Supplied text
Because explicit derivation of functions is sometimes cumbersome for engineering applications, numerical approaches can be preferable.
Numerical approximation of derivatives can be done using a grid on which the derivative is approximated by finite differences.
Finite differences approximate the derivative by ratios of differences in the function value over small intervals.
Finite difference schemes have different approximation orders depending on the method used.
There are issues with finite differences for approximation of derivatives when the data is noisy.

Problems¶

Write a function $my\_der\_calc(f, a, b, N, option)$, with the output as $[df, X]$, where $f$ is a function object, $a$ and $b$ are scalars such that a < b, $N$ is an integer bigger than 10, and $option$ is the string $forward$, $backward$, or $central$. Let $x$ be an array starting at $a$, ending at $b$, containing $N$ evenly spaced elements, and let $y$ be the array $f(x)$. The output argument, $df$, should be the numerical derivatives computed for $x$ and $y$ according to the method defined by the input argument, $option$. The output argument $X$ should be an array the same size as $df$ containing the points in $x$ for which $df$ is valid. Specifically, the forward difference method “loses” the last point, the backward difference method loses the first point, and the central difference method loses the first and last points.
Write a function $my\_num\_diff(f, a, b, n, option)$, with the output as $[df, X]$, where $f$ is a function object. The function $my\_num\_diff$ should compute the derivative of $f$ numerical for $n$ evenly spaced points starting at $a$ and ending at $b$ according to the method defined by $option$. The input argument $option$ is one of the following strings: ‘forward’, ‘backward’, ‘central’. Note that for the forward and backward method, the output argument, $dy$, should be $(n-1)$ 1D array, and for the central difference method $dy$ should be $(n-2)$ 1D array. The function should also output a vector $X$ that is the same size as $dy$ and denotes the x-values for which $dy$ is valid.

Test Cases:

x = np.linspace(0, 2*np.pi, 100)
f = lambda x: np.sin(x)
[dyf, Xf] = my_num_diff(f, 0, 2*np.pi, 10, 'forward')
[dyb, Xb] = my_num_diff(f, 0, 2*np.pi, 10, 'backward')
[dyc, Xc] = my_num_diff(f, 0, 2*np.pi, 10, 'central')
plt.figure(figsize = (12, 8))
plt.plot(x, np.cos(x), label = 'analytic')

Data excerpts
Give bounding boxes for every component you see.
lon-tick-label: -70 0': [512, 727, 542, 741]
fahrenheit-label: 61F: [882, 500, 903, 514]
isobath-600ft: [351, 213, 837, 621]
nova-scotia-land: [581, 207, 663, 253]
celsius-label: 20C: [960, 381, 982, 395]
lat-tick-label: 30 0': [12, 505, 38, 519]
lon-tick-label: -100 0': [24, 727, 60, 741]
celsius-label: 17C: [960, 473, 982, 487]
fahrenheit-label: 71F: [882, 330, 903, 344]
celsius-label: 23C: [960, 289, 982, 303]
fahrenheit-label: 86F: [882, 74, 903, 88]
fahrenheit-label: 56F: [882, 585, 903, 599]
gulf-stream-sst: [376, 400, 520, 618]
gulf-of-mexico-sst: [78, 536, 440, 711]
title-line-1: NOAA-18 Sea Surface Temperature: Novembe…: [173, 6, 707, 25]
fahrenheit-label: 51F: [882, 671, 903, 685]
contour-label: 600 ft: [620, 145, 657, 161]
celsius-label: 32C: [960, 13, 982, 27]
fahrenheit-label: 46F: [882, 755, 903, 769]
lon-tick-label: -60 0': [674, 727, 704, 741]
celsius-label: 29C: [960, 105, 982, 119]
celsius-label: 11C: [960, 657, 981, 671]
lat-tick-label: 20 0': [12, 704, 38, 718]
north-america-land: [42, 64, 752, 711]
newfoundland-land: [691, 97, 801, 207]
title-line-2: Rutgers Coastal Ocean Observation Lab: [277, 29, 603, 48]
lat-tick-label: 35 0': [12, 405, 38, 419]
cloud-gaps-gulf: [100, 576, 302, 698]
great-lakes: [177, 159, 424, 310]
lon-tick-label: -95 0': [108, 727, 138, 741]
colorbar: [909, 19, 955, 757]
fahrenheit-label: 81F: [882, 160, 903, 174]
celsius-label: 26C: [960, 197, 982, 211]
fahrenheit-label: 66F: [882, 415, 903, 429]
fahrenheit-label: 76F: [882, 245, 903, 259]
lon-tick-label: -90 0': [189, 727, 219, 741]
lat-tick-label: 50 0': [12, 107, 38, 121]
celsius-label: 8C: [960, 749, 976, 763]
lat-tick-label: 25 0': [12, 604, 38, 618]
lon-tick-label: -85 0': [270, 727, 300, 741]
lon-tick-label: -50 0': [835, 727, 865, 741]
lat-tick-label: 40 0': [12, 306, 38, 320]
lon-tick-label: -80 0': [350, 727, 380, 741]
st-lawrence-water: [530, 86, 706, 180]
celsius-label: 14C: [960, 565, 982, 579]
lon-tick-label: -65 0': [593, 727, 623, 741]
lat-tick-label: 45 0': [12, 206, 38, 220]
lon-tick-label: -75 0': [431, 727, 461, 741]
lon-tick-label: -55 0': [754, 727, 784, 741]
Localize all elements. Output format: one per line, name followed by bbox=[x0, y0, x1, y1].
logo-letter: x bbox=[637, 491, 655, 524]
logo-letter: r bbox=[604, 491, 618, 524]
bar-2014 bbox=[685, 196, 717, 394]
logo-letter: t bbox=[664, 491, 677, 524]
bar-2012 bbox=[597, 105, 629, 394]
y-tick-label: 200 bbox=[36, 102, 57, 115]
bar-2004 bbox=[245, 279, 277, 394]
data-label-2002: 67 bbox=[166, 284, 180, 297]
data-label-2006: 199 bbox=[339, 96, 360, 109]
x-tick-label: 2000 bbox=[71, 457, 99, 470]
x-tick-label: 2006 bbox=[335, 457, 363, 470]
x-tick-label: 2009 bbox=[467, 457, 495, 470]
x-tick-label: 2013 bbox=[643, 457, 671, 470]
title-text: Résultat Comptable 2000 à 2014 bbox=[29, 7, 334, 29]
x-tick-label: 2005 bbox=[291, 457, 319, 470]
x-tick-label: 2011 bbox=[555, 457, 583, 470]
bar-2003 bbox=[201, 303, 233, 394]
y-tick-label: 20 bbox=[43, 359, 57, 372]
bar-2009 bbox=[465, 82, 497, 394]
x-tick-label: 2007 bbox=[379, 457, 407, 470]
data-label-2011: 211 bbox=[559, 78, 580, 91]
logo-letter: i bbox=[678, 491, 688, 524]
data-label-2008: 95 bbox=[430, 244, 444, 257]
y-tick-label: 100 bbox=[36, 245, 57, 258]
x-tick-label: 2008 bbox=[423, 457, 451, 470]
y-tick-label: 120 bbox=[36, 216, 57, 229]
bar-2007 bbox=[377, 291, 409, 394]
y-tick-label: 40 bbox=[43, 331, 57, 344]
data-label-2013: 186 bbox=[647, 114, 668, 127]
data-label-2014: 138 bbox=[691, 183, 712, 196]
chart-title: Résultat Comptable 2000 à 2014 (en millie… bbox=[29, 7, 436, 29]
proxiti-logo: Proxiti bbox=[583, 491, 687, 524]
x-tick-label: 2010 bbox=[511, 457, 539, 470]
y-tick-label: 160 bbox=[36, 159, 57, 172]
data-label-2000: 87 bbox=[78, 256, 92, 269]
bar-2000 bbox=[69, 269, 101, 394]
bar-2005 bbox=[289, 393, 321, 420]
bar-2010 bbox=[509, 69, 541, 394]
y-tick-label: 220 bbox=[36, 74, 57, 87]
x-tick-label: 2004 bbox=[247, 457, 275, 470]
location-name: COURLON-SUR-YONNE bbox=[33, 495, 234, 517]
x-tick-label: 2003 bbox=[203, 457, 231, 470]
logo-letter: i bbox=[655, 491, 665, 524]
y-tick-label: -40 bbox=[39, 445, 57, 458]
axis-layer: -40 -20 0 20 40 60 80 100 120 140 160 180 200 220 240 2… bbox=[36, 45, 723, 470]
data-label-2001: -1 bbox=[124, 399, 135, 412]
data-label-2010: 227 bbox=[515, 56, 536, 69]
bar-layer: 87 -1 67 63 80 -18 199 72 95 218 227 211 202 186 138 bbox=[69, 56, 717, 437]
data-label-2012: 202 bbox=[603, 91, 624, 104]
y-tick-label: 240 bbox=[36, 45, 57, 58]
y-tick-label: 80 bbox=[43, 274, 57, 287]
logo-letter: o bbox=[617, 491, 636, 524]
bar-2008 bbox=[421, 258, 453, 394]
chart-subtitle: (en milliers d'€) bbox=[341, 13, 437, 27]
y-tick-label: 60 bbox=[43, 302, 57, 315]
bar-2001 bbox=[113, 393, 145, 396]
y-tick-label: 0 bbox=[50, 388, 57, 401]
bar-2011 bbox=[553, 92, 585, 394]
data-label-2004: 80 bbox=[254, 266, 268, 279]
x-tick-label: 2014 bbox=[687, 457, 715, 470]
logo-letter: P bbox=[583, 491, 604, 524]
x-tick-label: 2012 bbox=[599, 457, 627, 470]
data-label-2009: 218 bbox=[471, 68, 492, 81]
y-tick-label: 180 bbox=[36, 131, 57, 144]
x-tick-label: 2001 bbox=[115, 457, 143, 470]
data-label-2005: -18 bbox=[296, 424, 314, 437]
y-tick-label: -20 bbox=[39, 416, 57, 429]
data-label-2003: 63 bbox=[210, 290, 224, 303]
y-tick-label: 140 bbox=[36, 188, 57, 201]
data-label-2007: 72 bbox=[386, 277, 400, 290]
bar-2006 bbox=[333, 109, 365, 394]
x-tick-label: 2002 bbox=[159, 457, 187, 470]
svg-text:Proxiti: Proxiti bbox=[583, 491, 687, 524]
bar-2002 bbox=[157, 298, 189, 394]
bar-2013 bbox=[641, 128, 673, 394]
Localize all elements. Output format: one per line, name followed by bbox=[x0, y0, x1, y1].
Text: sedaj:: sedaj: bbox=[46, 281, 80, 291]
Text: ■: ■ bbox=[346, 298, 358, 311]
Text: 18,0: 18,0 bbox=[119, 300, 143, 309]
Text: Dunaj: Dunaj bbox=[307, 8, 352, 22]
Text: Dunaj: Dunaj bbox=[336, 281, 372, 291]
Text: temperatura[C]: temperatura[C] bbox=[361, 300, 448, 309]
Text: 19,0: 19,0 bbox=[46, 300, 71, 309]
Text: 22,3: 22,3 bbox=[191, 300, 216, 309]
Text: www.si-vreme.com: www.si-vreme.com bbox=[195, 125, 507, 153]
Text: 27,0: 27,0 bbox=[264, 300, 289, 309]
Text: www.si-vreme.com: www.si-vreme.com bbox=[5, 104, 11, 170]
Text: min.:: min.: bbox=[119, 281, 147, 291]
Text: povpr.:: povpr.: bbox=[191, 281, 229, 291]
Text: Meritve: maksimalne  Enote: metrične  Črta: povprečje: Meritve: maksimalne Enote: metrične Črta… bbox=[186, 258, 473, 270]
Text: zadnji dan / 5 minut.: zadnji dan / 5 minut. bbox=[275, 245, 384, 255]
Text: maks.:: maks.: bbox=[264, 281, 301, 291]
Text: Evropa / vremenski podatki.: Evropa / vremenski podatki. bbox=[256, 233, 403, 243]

Exercise requirements
A: How would you put this sentence from the numerical differentiation text into Spanish: "Finite differences approximate the derivative by ratios of differences in the function value over small intervals."
B: Can you extract, unchanged, the stretch of the listing from its first line through the line containing "lon-tick-label: -65 0': [593, 727, 623, 741]", with both ends included?

Answers by task
A: Las diferencias finitas aproximan la derivada mediante cocientes de diferencias en el valor de la función sobre intervalos pequeños.

B:
Give bounding boxes for every component you see.
lon-tick-label: -70 0': [512, 727, 542, 741]
fahrenheit-label: 61F: [882, 500, 903, 514]
isobath-600ft: [351, 213, 837, 621]
nova-scotia-land: [581, 207, 663, 253]
celsius-label: 20C: [960, 381, 982, 395]
lat-tick-label: 30 0': [12, 505, 38, 519]
lon-tick-label: -100 0': [24, 727, 60, 741]
celsius-label: 17C: [960, 473, 982, 487]
fahrenheit-label: 71F: [882, 330, 903, 344]
celsius-label: 23C: [960, 289, 982, 303]
fahrenheit-label: 86F: [882, 74, 903, 88]
fahrenheit-label: 56F: [882, 585, 903, 599]
gulf-stream-sst: [376, 400, 520, 618]
gulf-of-mexico-sst: [78, 536, 440, 711]
title-line-1: NOAA-18 Sea Surface Temperature: Novembe…: [173, 6, 707, 25]
fahrenheit-label: 51F: [882, 671, 903, 685]
contour-label: 600 ft: [620, 145, 657, 161]
celsius-label: 32C: [960, 13, 982, 27]
fahrenheit-label: 46F: [882, 755, 903, 769]
lon-tick-label: -60 0': [674, 727, 704, 741]
celsius-label: 29C: [960, 105, 982, 119]
celsius-label: 11C: [960, 657, 981, 671]
lat-tick-label: 20 0': [12, 704, 38, 718]
north-america-land: [42, 64, 752, 711]
newfoundland-land: [691, 97, 801, 207]
title-line-2: Rutgers Coastal Ocean Observation Lab: [277, 29, 603, 48]
lat-tick-label: 35 0': [12, 405, 38, 419]
cloud-gaps-gulf: [100, 576, 302, 698]
great-lakes: [177, 159, 424, 310]
lon-tick-label: -95 0': [108, 727, 138, 741]
colorbar: [909, 19, 955, 757]
fahrenheit-label: 81F: [882, 160, 903, 174]
celsius-label: 26C: [960, 197, 982, 211]
fahrenheit-label: 66F: [882, 415, 903, 429]
fahrenheit-label: 76F: [882, 245, 903, 259]
lon-tick-label: -90 0': [189, 727, 219, 741]
lat-tick-label: 50 0': [12, 107, 38, 121]
celsius-label: 8C: [960, 749, 976, 763]
lat-tick-label: 25 0': [12, 604, 38, 618]
lon-tick-label: -85 0': [270, 727, 300, 741]
lon-tick-label: -50 0': [835, 727, 865, 741]
lat-tick-label: 40 0': [12, 306, 38, 320]
lon-tick-label: -80 0': [350, 727, 380, 741]
st-lawrence-water: [530, 86, 706, 180]
celsius-label: 14C: [960, 565, 982, 579]
lon-tick-label: -65 0': [593, 727, 623, 741]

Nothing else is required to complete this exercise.